Set task:
Read the data and repeat all of it exactly.

Records for processing:
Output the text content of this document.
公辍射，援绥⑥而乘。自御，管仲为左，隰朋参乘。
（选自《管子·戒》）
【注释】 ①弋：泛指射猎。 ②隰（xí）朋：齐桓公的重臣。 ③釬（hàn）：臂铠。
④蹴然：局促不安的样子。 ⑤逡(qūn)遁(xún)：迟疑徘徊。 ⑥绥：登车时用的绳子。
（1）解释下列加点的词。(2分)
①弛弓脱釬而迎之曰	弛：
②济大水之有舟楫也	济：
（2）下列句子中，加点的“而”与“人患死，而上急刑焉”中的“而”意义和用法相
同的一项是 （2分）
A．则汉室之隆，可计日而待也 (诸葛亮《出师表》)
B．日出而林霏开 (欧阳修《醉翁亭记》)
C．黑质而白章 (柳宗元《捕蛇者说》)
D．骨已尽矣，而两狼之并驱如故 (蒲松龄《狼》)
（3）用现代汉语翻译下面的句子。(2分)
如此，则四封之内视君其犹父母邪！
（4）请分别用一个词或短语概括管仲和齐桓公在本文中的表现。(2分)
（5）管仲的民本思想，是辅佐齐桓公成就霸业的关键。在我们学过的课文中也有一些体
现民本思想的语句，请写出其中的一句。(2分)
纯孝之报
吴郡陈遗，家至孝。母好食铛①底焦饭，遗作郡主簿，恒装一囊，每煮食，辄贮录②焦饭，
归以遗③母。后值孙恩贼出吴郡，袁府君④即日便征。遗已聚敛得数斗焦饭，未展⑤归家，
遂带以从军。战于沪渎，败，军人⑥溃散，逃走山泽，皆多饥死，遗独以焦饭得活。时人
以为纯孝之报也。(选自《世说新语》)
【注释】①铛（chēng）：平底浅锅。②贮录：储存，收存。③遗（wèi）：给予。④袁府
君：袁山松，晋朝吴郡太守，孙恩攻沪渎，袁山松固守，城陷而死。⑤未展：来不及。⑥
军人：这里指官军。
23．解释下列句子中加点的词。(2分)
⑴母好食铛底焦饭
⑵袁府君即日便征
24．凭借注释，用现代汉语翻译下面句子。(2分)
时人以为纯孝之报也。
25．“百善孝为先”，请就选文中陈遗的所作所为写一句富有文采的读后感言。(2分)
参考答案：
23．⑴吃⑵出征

Answer to this exercise:
Output the text content of this document.
公辍射，援绥⑥而乘。自御，管仲为左，隰朋参乘。
（选自《管子·戒》）
【注释】 ①弋：泛指射猎。 ②隰（xí）朋：齐桓公的重臣。 ③釬（hàn）：臂铠。
④蹴然：局促不安的样子。 ⑤逡(qūn)遁(xún)：迟疑徘徊。 ⑥绥：登车时用的绳子。
（1）解释下列加点的词。(2分)
①弛弓脱釬而迎之曰	弛：
②济大水之有舟楫也	济：
（2）下列句子中，加点的“而”与“人患死，而上急刑焉”中的“而”意义和用法相
同的一项是 （2分）
A．则汉室之隆，可计日而待也 (诸葛亮《出师表》)
B．日出而林霏开 (欧阳修《醉翁亭记》)
C．黑质而白章 (柳宗元《捕蛇者说》)
D．骨已尽矣，而两狼之并驱如故 (蒲松龄《狼》)
（3）用现代汉语翻译下面的句子。(2分)
如此，则四封之内视君其犹父母邪！
（4）请分别用一个词或短语概括管仲和齐桓公在本文中的表现。(2分)
（5）管仲的民本思想，是辅佐齐桓公成就霸业的关键。在我们学过的课文中也有一些体
现民本思想的语句，请写出其中的一句。(2分)
纯孝之报
吴郡陈遗，家至孝。母好食铛①底焦饭，遗作郡主簿，恒装一囊，每煮食，辄贮录②焦饭，
归以遗③母。后值孙恩贼出吴郡，袁府君④即日便征。遗已聚敛得数斗焦饭，未展⑤归家，
遂带以从军。战于沪渎，败，军人⑥溃散，逃走山泽，皆多饥死，遗独以焦饭得活。时人
以为纯孝之报也。(选自《世说新语》)
【注释】①铛（chēng）：平底浅锅。②贮录：储存，收存。③遗（wèi）：给予。④袁府
君：袁山松，晋朝吴郡太守，孙恩攻沪渎，袁山松固守，城陷而死。⑤未展：来不及。⑥
军人：这里指官军。
23．解释下列句子中加点的词。(2分)
⑴母好食铛底焦饭
⑵袁府君即日便征
24．凭借注释，用现代汉语翻译下面句子。(2分)
时人以为纯孝之报也。
25．“百善孝为先”，请就选文中陈遗的所作所为写一句富有文采的读后感言。(2分)
参考答案：
23．⑴吃⑵出征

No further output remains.